Task objective:
Check each line of the data for "call" and select those that have it.

--- Start Information provided ---

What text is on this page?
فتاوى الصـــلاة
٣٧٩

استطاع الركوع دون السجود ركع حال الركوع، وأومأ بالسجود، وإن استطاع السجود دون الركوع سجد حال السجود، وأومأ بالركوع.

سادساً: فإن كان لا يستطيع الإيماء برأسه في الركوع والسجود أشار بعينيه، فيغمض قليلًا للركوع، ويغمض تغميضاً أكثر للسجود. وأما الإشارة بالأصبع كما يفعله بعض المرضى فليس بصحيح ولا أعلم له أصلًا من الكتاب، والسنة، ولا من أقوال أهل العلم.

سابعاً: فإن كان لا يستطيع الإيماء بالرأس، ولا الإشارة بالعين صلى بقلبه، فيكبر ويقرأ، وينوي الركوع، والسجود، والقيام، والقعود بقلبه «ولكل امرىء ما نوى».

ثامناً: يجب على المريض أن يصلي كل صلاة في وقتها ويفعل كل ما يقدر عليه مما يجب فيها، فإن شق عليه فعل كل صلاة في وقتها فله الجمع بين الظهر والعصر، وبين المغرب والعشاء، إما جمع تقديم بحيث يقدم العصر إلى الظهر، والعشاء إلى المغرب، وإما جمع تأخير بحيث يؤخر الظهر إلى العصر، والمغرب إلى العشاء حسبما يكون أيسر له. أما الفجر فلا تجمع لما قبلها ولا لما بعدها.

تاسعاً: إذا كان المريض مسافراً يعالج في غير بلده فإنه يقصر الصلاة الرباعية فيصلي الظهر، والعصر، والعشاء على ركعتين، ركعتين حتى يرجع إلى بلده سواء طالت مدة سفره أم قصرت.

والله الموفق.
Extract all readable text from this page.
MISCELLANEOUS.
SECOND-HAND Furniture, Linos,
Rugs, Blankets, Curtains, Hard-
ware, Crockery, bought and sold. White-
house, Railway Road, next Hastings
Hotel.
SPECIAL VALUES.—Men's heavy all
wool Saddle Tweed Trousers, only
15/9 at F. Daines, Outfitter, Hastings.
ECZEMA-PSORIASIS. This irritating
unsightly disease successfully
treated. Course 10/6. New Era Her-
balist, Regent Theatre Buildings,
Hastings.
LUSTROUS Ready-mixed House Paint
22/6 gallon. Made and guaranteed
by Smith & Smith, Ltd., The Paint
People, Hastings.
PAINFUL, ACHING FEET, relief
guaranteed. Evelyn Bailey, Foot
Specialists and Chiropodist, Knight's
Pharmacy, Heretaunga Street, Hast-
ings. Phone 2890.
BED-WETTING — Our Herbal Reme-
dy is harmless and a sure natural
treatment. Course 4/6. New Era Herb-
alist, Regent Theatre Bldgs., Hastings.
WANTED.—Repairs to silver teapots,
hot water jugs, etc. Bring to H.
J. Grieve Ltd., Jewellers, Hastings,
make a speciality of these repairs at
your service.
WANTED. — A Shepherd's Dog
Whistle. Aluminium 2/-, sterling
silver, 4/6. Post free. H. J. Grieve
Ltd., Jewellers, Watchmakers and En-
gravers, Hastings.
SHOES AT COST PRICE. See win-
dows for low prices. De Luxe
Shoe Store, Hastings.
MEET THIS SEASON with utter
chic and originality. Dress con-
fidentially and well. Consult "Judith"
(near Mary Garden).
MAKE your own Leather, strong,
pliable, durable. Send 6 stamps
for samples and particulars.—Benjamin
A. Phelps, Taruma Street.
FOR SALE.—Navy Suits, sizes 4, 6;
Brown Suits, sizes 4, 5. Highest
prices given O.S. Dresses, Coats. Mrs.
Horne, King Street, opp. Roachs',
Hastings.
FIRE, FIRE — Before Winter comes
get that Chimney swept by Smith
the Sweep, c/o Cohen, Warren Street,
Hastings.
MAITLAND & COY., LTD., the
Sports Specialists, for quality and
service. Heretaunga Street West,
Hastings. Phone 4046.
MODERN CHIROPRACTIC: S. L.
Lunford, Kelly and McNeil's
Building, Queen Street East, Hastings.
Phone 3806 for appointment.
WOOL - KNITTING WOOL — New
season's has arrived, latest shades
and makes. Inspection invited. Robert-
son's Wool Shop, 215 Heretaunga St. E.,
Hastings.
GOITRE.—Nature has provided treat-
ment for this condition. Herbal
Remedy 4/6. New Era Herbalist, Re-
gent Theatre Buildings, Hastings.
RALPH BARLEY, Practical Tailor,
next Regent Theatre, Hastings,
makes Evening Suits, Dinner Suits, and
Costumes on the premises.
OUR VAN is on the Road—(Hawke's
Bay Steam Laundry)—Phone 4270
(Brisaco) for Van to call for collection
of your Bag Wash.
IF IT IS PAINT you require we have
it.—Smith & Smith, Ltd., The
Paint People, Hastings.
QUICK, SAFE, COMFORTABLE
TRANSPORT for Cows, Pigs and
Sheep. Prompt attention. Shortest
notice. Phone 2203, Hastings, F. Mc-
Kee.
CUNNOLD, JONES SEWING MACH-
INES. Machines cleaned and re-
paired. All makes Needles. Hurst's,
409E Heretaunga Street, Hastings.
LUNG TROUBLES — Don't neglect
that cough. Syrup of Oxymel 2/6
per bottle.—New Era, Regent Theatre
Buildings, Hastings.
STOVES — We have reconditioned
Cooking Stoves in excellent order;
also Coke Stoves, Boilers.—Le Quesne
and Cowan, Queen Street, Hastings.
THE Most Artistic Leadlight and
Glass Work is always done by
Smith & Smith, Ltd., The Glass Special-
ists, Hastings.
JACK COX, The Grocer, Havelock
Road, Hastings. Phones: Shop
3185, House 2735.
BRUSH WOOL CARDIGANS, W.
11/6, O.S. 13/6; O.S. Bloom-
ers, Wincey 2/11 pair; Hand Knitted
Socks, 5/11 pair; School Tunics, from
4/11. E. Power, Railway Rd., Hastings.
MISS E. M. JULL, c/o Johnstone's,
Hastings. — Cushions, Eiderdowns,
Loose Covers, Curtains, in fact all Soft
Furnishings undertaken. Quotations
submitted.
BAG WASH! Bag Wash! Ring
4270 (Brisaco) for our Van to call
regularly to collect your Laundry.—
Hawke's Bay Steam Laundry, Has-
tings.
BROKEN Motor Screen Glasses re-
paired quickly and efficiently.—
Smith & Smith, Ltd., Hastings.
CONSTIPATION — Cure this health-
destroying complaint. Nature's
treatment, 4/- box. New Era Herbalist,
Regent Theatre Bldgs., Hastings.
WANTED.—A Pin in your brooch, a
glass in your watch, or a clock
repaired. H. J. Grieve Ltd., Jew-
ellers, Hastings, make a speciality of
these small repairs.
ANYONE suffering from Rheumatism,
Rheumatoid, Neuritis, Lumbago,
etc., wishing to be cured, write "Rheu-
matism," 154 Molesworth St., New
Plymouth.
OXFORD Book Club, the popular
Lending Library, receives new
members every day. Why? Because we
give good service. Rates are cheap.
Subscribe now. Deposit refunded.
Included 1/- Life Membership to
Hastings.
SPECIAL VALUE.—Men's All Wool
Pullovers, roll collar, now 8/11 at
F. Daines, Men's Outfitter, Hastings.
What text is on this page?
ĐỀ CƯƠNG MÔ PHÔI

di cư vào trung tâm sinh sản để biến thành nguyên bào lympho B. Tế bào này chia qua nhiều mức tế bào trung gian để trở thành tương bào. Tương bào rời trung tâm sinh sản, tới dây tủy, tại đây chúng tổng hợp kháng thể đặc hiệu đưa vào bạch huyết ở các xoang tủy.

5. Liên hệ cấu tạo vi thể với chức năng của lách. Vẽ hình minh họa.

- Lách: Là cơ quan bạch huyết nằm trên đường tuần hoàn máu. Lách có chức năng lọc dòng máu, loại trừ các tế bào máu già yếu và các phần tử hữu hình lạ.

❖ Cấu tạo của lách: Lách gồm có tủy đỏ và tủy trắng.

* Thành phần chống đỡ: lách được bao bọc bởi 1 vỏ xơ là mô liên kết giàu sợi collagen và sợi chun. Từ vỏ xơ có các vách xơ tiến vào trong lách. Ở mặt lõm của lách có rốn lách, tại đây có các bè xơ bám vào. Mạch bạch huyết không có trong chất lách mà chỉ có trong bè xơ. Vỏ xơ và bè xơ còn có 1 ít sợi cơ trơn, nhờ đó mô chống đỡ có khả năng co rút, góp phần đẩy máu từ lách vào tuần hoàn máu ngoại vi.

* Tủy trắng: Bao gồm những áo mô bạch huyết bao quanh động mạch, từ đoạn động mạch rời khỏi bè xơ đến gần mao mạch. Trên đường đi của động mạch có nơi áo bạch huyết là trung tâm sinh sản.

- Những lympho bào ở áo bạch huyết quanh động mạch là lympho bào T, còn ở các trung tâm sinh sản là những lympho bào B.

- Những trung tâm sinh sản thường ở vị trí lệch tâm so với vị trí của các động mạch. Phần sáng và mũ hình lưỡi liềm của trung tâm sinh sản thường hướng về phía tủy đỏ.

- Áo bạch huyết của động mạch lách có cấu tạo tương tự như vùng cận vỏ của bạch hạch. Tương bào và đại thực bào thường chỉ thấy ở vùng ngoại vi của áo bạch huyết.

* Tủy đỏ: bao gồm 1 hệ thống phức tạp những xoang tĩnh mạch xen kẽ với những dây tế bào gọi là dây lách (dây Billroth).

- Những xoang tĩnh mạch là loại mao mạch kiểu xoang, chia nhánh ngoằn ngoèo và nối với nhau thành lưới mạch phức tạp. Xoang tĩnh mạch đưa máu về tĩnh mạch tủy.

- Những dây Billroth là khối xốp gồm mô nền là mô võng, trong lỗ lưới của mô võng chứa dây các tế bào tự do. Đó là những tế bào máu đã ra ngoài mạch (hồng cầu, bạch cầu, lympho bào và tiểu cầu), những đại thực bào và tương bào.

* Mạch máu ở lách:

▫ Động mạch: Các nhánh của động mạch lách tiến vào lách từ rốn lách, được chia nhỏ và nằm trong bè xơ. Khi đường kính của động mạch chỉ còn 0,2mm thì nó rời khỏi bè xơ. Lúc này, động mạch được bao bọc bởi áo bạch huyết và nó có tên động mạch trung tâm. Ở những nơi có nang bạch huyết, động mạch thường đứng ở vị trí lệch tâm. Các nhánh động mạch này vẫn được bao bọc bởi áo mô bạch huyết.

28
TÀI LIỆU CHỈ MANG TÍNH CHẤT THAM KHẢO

--- End Information provided ---

Exercise solution:
(Brisaco) for Van to call for collection
4270 (Brisaco) for our Van to call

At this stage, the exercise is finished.